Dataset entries
┄┄┄┄┄┄

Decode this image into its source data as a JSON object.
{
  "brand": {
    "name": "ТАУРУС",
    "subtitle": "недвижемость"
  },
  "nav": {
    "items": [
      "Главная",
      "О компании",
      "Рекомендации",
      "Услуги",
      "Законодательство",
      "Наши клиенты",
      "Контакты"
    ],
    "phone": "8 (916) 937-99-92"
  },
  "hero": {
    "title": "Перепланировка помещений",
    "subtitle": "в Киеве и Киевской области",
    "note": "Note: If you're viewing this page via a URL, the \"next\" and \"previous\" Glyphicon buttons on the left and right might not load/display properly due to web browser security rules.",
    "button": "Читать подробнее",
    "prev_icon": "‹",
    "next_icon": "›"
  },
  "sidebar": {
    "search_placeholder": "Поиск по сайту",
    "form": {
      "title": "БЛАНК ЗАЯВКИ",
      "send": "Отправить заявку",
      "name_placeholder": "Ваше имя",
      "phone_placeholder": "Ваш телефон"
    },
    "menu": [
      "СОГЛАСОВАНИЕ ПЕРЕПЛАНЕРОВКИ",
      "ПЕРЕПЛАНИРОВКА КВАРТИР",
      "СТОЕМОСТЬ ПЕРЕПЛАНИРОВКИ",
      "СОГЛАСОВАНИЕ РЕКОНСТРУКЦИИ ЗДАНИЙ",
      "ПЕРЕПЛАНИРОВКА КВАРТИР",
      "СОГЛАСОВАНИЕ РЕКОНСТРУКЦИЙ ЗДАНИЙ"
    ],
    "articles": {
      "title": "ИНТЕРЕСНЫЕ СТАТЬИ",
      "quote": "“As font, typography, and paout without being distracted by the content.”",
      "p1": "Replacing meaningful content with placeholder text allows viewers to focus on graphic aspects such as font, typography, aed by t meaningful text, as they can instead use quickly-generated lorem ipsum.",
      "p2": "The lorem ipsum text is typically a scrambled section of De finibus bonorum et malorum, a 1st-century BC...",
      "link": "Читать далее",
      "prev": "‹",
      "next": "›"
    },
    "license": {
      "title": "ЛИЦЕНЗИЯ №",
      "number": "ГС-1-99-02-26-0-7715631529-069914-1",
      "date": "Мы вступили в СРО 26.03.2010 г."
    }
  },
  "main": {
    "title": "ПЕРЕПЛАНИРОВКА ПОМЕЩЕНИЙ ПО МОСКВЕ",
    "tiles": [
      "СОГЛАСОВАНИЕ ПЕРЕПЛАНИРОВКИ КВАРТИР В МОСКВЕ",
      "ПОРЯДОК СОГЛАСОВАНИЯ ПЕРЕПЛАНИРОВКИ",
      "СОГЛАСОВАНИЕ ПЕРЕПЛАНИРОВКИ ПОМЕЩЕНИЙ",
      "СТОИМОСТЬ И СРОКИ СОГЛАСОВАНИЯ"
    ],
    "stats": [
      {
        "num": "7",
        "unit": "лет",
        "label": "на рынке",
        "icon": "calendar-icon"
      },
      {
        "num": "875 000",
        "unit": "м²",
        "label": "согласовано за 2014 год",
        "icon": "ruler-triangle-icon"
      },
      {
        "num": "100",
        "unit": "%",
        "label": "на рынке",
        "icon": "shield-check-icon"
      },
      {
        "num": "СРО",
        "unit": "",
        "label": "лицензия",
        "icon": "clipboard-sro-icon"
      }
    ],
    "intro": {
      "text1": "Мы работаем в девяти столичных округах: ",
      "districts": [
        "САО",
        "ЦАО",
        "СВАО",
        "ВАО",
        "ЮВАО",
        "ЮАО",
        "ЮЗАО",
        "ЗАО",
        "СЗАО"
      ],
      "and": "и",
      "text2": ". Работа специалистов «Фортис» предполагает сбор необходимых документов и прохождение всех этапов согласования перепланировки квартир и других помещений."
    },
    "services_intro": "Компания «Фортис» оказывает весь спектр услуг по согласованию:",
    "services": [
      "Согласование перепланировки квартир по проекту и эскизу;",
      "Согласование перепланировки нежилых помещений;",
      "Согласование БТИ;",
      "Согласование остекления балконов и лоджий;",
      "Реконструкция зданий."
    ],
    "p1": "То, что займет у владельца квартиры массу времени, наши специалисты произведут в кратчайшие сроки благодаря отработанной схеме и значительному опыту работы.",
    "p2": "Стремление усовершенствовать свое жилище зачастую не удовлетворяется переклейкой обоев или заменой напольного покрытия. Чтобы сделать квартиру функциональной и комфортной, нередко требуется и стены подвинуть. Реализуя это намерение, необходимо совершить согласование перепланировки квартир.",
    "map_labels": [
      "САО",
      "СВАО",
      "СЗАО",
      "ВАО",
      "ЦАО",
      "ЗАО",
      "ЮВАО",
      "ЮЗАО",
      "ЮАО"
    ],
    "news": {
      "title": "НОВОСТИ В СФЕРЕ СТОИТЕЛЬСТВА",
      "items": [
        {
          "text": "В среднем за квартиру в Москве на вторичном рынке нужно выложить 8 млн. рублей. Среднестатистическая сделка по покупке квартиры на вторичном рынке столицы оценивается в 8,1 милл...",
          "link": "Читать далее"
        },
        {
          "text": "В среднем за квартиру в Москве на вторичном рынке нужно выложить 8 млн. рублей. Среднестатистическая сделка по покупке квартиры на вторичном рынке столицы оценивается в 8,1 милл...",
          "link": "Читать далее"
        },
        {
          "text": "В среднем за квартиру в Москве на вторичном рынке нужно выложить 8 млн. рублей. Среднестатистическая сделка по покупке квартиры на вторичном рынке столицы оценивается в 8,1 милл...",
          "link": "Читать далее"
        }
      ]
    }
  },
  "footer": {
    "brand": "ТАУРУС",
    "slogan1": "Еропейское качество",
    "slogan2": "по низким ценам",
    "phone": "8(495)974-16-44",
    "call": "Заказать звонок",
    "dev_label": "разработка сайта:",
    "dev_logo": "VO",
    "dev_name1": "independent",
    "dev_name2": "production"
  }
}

┄┄┄┄┄┄

Give only the number of lines in the records that contain the string "font".

EXPECTED ANSWER —
2